Every line below that contains "allele" is to be copied.

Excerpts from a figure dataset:
-=-=-

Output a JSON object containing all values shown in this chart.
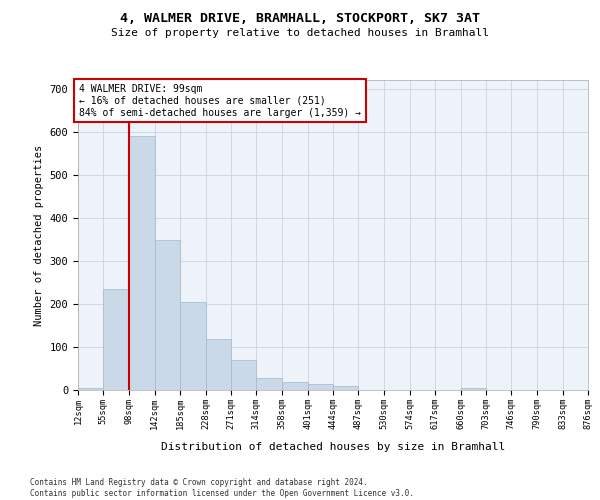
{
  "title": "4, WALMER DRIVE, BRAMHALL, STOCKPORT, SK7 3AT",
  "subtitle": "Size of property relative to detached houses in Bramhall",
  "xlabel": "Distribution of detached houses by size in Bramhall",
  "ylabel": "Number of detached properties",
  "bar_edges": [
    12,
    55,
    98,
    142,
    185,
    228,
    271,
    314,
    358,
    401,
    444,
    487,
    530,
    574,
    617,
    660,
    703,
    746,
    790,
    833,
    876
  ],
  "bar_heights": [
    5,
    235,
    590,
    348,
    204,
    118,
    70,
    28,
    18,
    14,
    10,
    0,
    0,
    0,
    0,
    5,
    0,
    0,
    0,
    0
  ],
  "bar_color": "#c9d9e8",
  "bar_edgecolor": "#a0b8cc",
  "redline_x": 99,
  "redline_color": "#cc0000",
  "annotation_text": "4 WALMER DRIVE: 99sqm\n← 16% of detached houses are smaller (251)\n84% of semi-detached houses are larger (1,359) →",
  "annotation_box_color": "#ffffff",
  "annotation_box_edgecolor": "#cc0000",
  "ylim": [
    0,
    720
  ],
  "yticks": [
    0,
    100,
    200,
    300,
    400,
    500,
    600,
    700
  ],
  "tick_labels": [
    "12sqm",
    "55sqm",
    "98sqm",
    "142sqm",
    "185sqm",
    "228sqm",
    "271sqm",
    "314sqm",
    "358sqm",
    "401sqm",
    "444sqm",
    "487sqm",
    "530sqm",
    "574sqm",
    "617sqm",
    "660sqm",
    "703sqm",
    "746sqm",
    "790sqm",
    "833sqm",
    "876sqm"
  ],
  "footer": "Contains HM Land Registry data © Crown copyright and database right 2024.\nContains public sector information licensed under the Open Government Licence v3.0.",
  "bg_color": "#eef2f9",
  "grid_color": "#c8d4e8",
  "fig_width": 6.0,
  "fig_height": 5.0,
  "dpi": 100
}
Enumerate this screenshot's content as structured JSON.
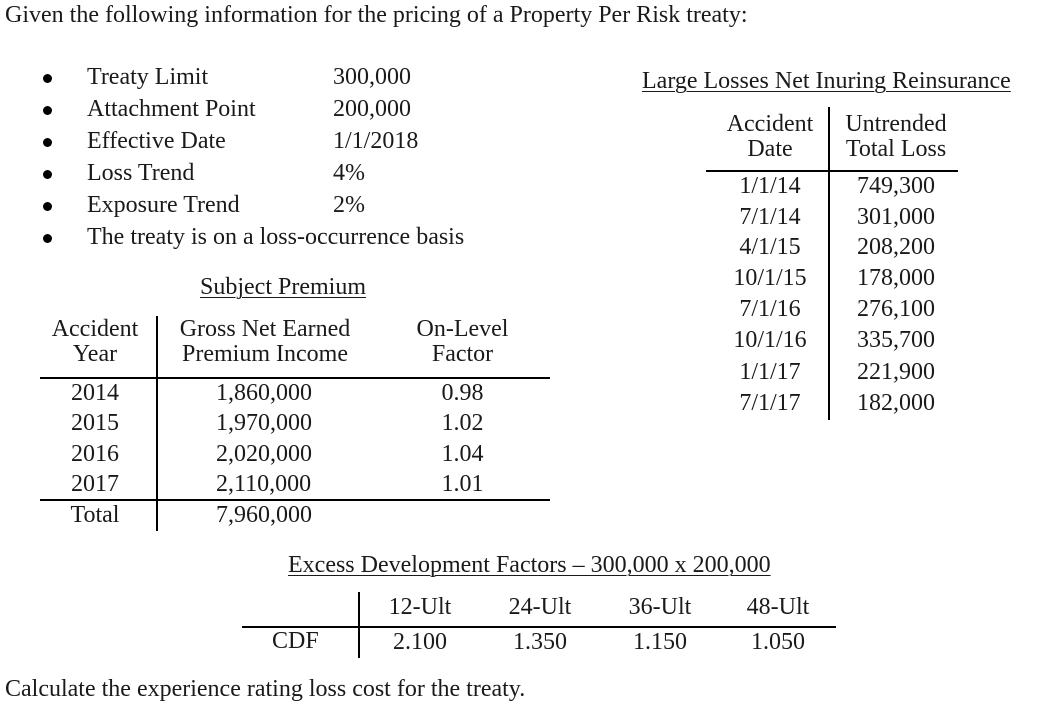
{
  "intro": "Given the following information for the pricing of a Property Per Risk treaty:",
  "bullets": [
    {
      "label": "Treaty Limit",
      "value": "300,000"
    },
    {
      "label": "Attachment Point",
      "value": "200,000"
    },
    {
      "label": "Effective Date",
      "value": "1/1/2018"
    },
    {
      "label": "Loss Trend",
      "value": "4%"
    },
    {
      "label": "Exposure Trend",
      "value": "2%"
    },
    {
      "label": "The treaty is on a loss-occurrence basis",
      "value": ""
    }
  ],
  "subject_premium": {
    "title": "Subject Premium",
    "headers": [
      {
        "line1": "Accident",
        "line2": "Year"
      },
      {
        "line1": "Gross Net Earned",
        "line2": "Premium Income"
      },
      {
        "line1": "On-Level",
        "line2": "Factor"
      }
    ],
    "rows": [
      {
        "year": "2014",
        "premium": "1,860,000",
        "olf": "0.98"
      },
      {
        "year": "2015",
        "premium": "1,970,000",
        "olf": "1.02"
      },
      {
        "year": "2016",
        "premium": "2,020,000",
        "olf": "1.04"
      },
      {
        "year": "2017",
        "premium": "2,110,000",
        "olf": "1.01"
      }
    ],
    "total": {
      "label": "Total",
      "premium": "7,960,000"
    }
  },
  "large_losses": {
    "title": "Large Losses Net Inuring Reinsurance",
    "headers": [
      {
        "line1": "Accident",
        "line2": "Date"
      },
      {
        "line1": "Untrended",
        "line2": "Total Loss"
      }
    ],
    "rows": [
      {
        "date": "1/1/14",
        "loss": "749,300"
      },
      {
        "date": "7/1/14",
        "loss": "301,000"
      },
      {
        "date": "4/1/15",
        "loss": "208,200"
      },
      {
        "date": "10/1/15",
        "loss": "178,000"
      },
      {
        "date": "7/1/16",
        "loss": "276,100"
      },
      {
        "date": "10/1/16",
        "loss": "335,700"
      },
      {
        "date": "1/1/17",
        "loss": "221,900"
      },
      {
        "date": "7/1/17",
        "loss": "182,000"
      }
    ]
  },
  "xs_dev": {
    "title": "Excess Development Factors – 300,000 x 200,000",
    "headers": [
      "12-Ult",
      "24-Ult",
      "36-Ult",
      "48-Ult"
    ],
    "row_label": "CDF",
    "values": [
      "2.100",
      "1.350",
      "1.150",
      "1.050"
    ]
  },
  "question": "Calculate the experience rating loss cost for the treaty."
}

-=-=-

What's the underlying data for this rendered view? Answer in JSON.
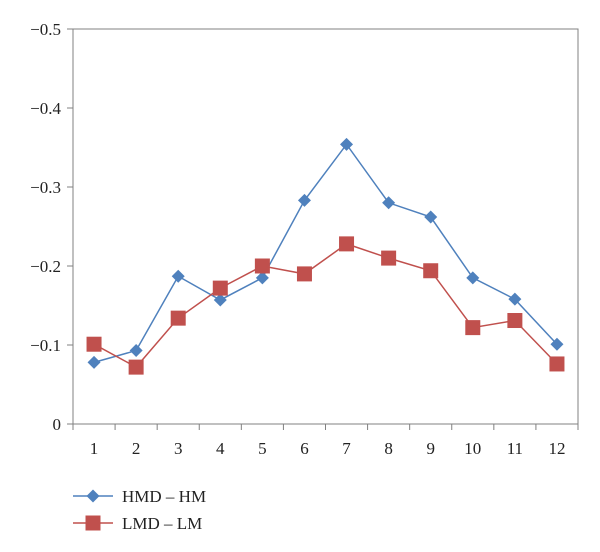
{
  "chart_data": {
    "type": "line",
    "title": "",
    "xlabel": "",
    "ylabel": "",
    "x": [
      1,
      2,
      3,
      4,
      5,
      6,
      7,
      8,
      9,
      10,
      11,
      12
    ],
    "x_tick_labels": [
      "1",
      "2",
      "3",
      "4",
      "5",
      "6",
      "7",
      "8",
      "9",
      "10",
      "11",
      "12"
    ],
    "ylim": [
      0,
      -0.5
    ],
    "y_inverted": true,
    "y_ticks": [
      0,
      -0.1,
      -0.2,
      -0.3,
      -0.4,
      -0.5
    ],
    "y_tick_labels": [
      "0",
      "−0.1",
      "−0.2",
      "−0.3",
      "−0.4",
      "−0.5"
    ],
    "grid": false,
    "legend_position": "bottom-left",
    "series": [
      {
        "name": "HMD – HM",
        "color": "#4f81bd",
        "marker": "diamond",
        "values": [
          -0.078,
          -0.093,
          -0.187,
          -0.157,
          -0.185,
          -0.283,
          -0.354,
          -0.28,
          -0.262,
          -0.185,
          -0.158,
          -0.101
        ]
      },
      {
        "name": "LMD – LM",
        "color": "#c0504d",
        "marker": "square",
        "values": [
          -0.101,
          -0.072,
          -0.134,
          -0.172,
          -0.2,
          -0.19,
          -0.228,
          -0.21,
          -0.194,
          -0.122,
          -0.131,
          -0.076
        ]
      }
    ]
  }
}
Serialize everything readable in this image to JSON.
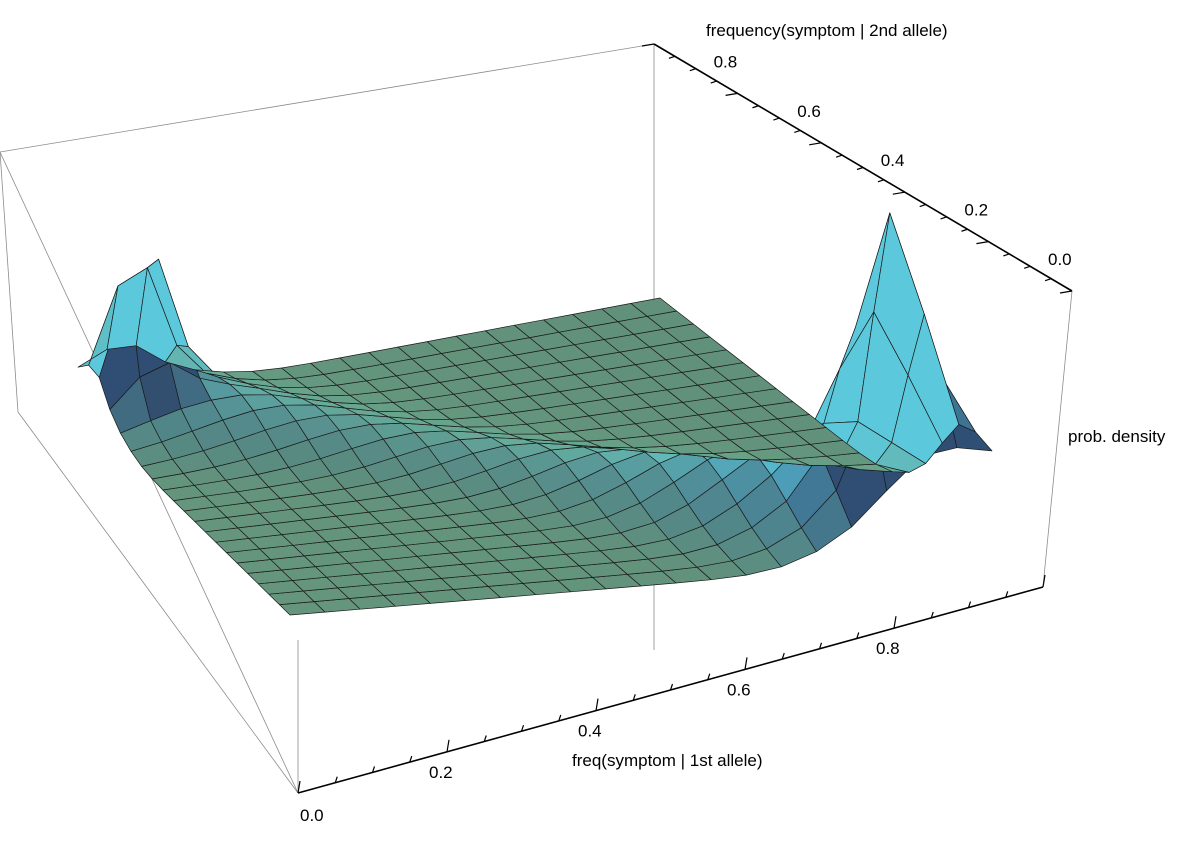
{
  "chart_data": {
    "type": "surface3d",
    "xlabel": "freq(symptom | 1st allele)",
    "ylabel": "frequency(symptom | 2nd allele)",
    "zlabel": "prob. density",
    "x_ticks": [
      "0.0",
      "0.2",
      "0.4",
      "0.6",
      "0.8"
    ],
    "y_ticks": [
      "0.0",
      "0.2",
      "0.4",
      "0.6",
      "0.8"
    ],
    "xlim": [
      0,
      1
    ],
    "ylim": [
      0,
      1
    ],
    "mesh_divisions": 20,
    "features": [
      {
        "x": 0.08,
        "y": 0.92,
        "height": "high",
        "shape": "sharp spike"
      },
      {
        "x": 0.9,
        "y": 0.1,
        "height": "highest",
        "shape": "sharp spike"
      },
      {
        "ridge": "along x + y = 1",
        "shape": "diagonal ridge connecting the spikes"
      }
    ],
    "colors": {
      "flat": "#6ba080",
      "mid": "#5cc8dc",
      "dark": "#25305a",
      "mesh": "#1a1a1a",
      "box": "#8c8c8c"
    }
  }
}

-=-=-

__Result for this task__:
    "xlabel": "freq(symptom | 1st allele)",
    "ylabel": "frequency(symptom | 2nd allele)",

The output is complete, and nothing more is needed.